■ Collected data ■

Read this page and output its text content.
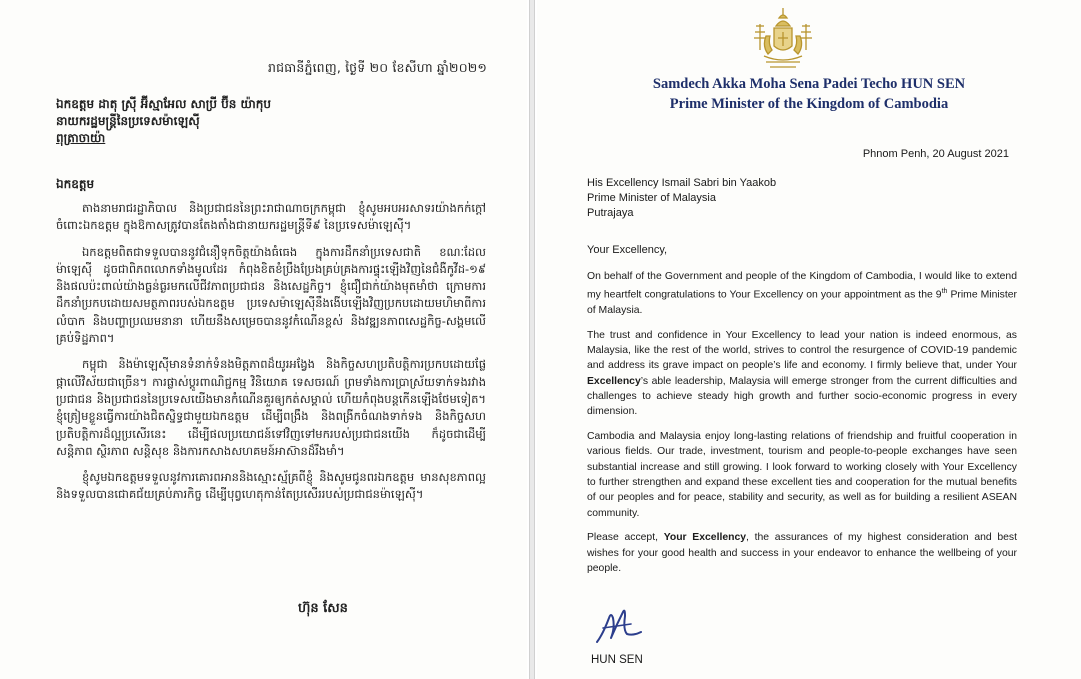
រាជធានីភ្នំពេញ, ថ្ងៃទី ២០ ខែសីហា ឆ្នាំ២០២១
ឯកឧត្តម ដាតុ ស្រ៊ី អ៊ីស្មាអែល សាប្រី ប៊ីន យ៉ាកុប
នាយករដ្ឋមន្ត្រីនៃប្រទេសម៉ាឡេស៊ី
ពុត្រាចាយ៉ា
ឯកឧត្តម

តាងនាមរាជរដ្ឋាភិបាល និងប្រជាជននៃព្រះរាជាណាចក្រកម្ពុជា ខ្ញុំសូមអបអរសាទរយ៉ាងកក់ក្តៅចំពោះឯកឧត្តម ក្នុងឱកាសត្រូវបានតែងតាំងជានាយករដ្ឋមន្ត្រីទី៩ នៃប្រទេសម៉ាឡេស៊ី។

ឯកឧត្តមពិតជាទទួលបាននូវជំនឿទុកចិត្តយ៉ាងធំធេង ក្នុងការដឹកនាំប្រទេសជាតិ ខណៈដែលម៉ាឡេស៊ី ដូចជាពិភពលោកទាំងមូលដែរ កំពុងខិតខំប្រឹងប្រែងគ្រប់គ្រងការផ្ទុះឡើងវិញនៃជំងឺកូវីដ-១៩ និងផលប៉ះពាល់យ៉ាងធ្ងន់ធ្ងរមកលើជីវភាពប្រជាជន និងសេដ្ឋកិច្ច។ ខ្ញុំជឿជាក់យ៉ាងមុតមាំថា ក្រោមការដឹកនាំប្រកបដោយសមត្ថភាពរបស់ឯកឧត្តម ប្រទេសម៉ាឡេស៊ីនឹងងើបឡើងវិញប្រកបដោយមហិមាពីការលំបាក និងបញ្ហាប្រឈមនានា ហើយនឹងសម្រេចបាននូវកំណើនខ្ពស់ និងវឌ្ឍនភាពសេដ្ឋកិច្ច-សង្គមលើគ្រប់ទិដ្ឋភាព។

កម្ពុជា និងម៉ាឡេស៊ីមានទំនាក់ទំនងមិត្តភាពដ៏យូរអង្វែង និងកិច្ចសហប្រតិបត្តិការប្រកបដោយផ្លែផ្កាលើវិស័យជាច្រើន។ ការផ្លាស់ប្តូរពាណិជ្ជកម្ម វិនិយោគ ទេសចរណ៍ ព្រមទាំងការប្រាស្រ័យទាក់ទងរវាងប្រជាជន និងប្រជាជននៃប្រទេសយើងមានកំណើនគួរឲ្យកត់សម្គាល់ ហើយកំពុងបន្តកើនឡើងថែមទៀត។ ខ្ញុំត្រៀមខ្លួនធ្វើការយ៉ាងជិតស្និទ្ធជាមួយឯកឧត្តម ដើម្បីពង្រឹង និងពង្រីកចំណងទាក់ទង និងកិច្ចសហប្រតិបត្តិការដ៏ល្អប្រសើរនេះ ដើម្បីផលប្រយោជន៍ទៅវិញទៅមករបស់ប្រជាជនយើង ក៏ដូចជាដើម្បីសន្តិភាព ស្ថិរភាព សន្តិសុខ និងការកសាងសហគមន៍អាស៊ានដ៏រឹងមាំ។

ខ្ញុំសូមឯកឧត្តមទទួលនូវការគោរពអាននិងស្មោះស្ម័គ្រពីខ្ញុំ និងសូមជូនពរឯកឧត្តម មានសុខភាពល្អ និងទទួលបានជោគជ័យគ្រប់ភារកិច្ច ដើម្បីបុព្វហេតុកាន់តែប្រសើររបស់ប្រជាជនម៉ាឡេស៊ី។

ហ៊ុន សែន
Samdech Akka Moha Sena Padei Techo HUN SEN
Prime Minister of the Kingdom of Cambodia
Phnom Penh, 20 August 2021
His Excellency Ismail Sabri bin Yaakob
Prime Minister of Malaysia
Putrajaya
Your Excellency,

On behalf of the Government and people of the Kingdom of Cambodia, I would like to extend my heartfelt congratulations to Your Excellency on your appointment as the 9th Prime Minister of Malaysia.

The trust and confidence in Your Excellency to lead your nation is indeed enormous, as Malaysia, like the rest of the world, strives to control the resurgence of COVID-19 pandemic and address its grave impact on people’s life and economy. I firmly believe that, under Your Excellency’s able leadership, Malaysia will emerge stronger from the current difficulties and challenges to achieve steady high growth and further socio-economic progress in every dimension.

Cambodia and Malaysia enjoy long-lasting relations of friendship and fruitful cooperation in various fields. Our trade, investment, tourism and people-to-people exchanges have seen substantial increase and still growing. I look forward to working closely with Your Excellency to further strengthen and expand these excellent ties and cooperation for the mutual benefits of our peoples and for peace, stability and security, as well as for building a resilient ASEAN community.

Please accept, Your Excellency, the assurances of my highest consideration and best wishes for your good health and success in your endeavor to enhance the wellbeing of your people.

HUN SEN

■ Given exercise ■
From the entries above, output every line exactly and omit any image.

■ Exercise answer ■
Read this page and output its text content.
រាជធានីភ្នំពេញ, ថ្ងៃទី ២០ ខែសីហា ឆ្នាំ២០២១
ឯកឧត្តម ដាតុ ស្រ៊ី អ៊ីស្មាអែល សាប្រី ប៊ីន យ៉ាកុប
នាយករដ្ឋមន្ត្រីនៃប្រទេសម៉ាឡេស៊ី
ពុត្រាចាយ៉ា
ឯកឧត្តម

តាងនាមរាជរដ្ឋាភិបាល និងប្រជាជននៃព្រះរាជាណាចក្រកម្ពុជា ខ្ញុំសូមអបអរសាទរយ៉ាងកក់ក្តៅចំពោះឯកឧត្តម ក្នុងឱកាសត្រូវបានតែងតាំងជានាយករដ្ឋមន្ត្រីទី៩ នៃប្រទេសម៉ាឡេស៊ី។

ឯកឧត្តមពិតជាទទួលបាននូវជំនឿទុកចិត្តយ៉ាងធំធេង ក្នុងការដឹកនាំប្រទេសជាតិ ខណៈដែលម៉ាឡេស៊ី ដូចជាពិភពលោកទាំងមូលដែរ កំពុងខិតខំប្រឹងប្រែងគ្រប់គ្រងការផ្ទុះឡើងវិញនៃជំងឺកូវីដ-១៩ និងផលប៉ះពាល់យ៉ាងធ្ងន់ធ្ងរមកលើជីវភាពប្រជាជន និងសេដ្ឋកិច្ច។ ខ្ញុំជឿជាក់យ៉ាងមុតមាំថា ក្រោមការដឹកនាំប្រកបដោយសមត្ថភាពរបស់ឯកឧត្តម ប្រទេសម៉ាឡេស៊ីនឹងងើបឡើងវិញប្រកបដោយមហិមាពីការលំបាក និងបញ្ហាប្រឈមនានា ហើយនឹងសម្រេចបាននូវកំណើនខ្ពស់ និងវឌ្ឍនភាពសេដ្ឋកិច្ច-សង្គមលើគ្រប់ទិដ្ឋភាព។

កម្ពុជា និងម៉ាឡេស៊ីមានទំនាក់ទំនងមិត្តភាពដ៏យូរអង្វែង និងកិច្ចសហប្រតិបត្តិការប្រកបដោយផ្លែផ្កាលើវិស័យជាច្រើន។ ការផ្លាស់ប្តូរពាណិជ្ជកម្ម វិនិយោគ ទេសចរណ៍ ព្រមទាំងការប្រាស្រ័យទាក់ទងរវាងប្រជាជន និងប្រជាជននៃប្រទេសយើងមានកំណើនគួរឲ្យកត់សម្គាល់ ហើយកំពុងបន្តកើនឡើងថែមទៀត។ ខ្ញុំត្រៀមខ្លួនធ្វើការយ៉ាងជិតស្និទ្ធជាមួយឯកឧត្តម ដើម្បីពង្រឹង និងពង្រីកចំណងទាក់ទង និងកិច្ចសហប្រតិបត្តិការដ៏ល្អប្រសើរនេះ ដើម្បីផលប្រយោជន៍ទៅវិញទៅមករបស់ប្រជាជនយើង ក៏ដូចជាដើម្បីសន្តិភាព ស្ថិរភាព សន្តិសុខ និងការកសាងសហគមន៍អាស៊ានដ៏រឹងមាំ។

ខ្ញុំសូមឯកឧត្តមទទួលនូវការគោរពអាននិងស្មោះស្ម័គ្រពីខ្ញុំ និងសូមជូនពរឯកឧត្តម មានសុខភាពល្អ និងទទួលបានជោគជ័យគ្រប់ភារកិច្ច ដើម្បីបុព្វហេតុកាន់តែប្រសើររបស់ប្រជាជនម៉ាឡេស៊ី។

ហ៊ុន សែន
Samdech Akka Moha Sena Padei Techo HUN SEN
Prime Minister of the Kingdom of Cambodia
Phnom Penh, 20 August 2021
His Excellency Ismail Sabri bin Yaakob
Prime Minister of Malaysia
Putrajaya
Your Excellency,

On behalf of the Government and people of the Kingdom of Cambodia, I would like to extend my heartfelt congratulations to Your Excellency on your appointment as the 9th Prime Minister of Malaysia.

The trust and confidence in Your Excellency to lead your nation is indeed enormous, as Malaysia, like the rest of the world, strives to control the resurgence of COVID-19 pandemic and address its grave impact on people’s life and economy. I firmly believe that, under Your Excellency’s able leadership, Malaysia will emerge stronger from the current difficulties and challenges to achieve steady high growth and further socio-economic progress in every dimension.

Cambodia and Malaysia enjoy long-lasting relations of friendship and fruitful cooperation in various fields. Our trade, investment, tourism and people-to-people exchanges have seen substantial increase and still growing. I look forward to working closely with Your Excellency to further strengthen and expand these excellent ties and cooperation for the mutual benefits of our peoples and for peace, stability and security, as well as for building a resilient ASEAN community.

Please accept, Your Excellency, the assurances of my highest consideration and best wishes for your good health and success in your endeavor to enhance the wellbeing of your people.

HUN SEN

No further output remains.